- Task -
Going through the material below, please gather all lines with the word "için" in them.
====== Information provided
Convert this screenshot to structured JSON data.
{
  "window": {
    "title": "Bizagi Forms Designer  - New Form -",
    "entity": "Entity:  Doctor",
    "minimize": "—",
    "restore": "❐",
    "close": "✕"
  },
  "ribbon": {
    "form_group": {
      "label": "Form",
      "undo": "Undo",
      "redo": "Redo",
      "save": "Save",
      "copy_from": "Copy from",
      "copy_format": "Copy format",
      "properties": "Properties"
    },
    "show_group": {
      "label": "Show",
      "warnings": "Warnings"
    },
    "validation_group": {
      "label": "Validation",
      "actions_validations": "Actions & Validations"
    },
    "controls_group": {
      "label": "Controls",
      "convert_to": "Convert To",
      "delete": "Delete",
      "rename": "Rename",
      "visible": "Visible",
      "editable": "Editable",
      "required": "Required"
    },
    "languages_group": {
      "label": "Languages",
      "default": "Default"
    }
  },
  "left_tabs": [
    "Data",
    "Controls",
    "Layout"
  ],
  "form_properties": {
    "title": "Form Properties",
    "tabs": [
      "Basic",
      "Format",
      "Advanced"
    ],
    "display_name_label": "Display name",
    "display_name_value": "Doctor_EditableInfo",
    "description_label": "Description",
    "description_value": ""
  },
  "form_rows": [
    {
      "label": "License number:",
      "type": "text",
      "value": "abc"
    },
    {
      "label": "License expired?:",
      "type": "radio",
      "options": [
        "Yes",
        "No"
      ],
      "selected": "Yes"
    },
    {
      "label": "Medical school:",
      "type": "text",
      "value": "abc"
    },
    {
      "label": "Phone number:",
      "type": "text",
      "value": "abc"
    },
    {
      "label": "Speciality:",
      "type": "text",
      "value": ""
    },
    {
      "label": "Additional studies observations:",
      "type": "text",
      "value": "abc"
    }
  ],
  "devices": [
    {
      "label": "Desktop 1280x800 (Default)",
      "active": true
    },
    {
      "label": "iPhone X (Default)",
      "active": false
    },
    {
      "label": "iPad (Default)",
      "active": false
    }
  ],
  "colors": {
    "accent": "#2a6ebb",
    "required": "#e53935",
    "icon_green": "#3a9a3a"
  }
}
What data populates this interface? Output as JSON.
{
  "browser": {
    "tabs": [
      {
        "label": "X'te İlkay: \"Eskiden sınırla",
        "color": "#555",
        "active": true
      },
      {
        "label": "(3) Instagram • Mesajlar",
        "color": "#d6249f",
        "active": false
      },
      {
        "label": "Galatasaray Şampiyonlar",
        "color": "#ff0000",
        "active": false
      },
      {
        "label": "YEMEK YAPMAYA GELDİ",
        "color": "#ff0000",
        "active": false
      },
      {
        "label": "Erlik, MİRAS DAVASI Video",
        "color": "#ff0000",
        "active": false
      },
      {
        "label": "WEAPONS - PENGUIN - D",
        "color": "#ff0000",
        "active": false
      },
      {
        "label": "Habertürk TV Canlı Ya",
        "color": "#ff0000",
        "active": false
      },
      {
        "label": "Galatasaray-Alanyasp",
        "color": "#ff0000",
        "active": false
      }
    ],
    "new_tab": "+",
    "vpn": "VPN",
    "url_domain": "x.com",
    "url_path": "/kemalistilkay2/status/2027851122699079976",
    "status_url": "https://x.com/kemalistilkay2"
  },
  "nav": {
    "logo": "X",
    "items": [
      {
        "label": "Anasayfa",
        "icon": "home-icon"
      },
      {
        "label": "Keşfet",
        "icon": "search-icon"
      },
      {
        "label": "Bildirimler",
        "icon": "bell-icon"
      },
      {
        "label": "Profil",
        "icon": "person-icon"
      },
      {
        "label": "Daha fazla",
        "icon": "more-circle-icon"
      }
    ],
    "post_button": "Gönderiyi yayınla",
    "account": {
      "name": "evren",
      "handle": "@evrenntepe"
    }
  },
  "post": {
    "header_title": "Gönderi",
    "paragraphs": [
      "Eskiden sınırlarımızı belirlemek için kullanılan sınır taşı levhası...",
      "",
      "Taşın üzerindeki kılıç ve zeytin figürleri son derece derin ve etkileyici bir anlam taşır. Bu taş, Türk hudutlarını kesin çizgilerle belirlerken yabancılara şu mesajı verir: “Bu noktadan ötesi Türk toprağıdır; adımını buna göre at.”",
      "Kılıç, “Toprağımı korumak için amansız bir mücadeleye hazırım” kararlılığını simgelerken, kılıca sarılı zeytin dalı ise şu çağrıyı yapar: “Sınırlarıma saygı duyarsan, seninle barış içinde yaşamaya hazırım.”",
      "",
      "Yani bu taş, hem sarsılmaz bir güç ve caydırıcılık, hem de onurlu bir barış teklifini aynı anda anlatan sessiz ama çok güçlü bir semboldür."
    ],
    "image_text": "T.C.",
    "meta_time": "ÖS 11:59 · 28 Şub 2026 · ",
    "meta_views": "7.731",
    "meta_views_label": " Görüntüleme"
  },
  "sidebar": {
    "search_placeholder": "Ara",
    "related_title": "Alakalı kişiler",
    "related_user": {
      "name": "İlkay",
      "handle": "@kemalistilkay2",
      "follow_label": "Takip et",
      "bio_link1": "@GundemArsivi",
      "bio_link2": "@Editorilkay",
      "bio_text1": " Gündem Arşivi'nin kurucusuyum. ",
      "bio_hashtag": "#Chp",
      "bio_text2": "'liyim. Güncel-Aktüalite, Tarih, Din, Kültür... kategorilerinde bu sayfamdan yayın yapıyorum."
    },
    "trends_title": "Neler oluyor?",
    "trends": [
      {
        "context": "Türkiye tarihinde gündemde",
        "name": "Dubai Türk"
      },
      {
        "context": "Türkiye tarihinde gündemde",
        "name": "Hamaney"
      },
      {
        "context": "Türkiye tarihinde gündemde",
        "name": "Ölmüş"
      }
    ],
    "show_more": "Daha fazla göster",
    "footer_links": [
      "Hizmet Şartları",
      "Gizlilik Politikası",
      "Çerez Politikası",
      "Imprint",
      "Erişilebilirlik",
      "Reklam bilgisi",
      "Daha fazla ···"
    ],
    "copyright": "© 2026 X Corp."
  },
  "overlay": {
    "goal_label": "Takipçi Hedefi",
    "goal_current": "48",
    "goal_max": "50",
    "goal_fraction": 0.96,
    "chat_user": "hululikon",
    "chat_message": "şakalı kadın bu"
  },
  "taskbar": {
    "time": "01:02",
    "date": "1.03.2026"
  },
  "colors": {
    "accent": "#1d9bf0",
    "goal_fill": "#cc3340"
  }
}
============
- Right answer -
      "Eskiden sınırlarımızı belirlemek için kullanılan sınır taşı levhası...",
      "Kılıç, “Toprağımı korumak için amansız bir mücadeleye hazırım” kararlılığını simgelerken, kılıca sarılı zeytin dalı ise şu çağrıyı yapar: “Sınırlarıma saygı duyarsan, seninle barış içinde yaşamaya hazırım.”",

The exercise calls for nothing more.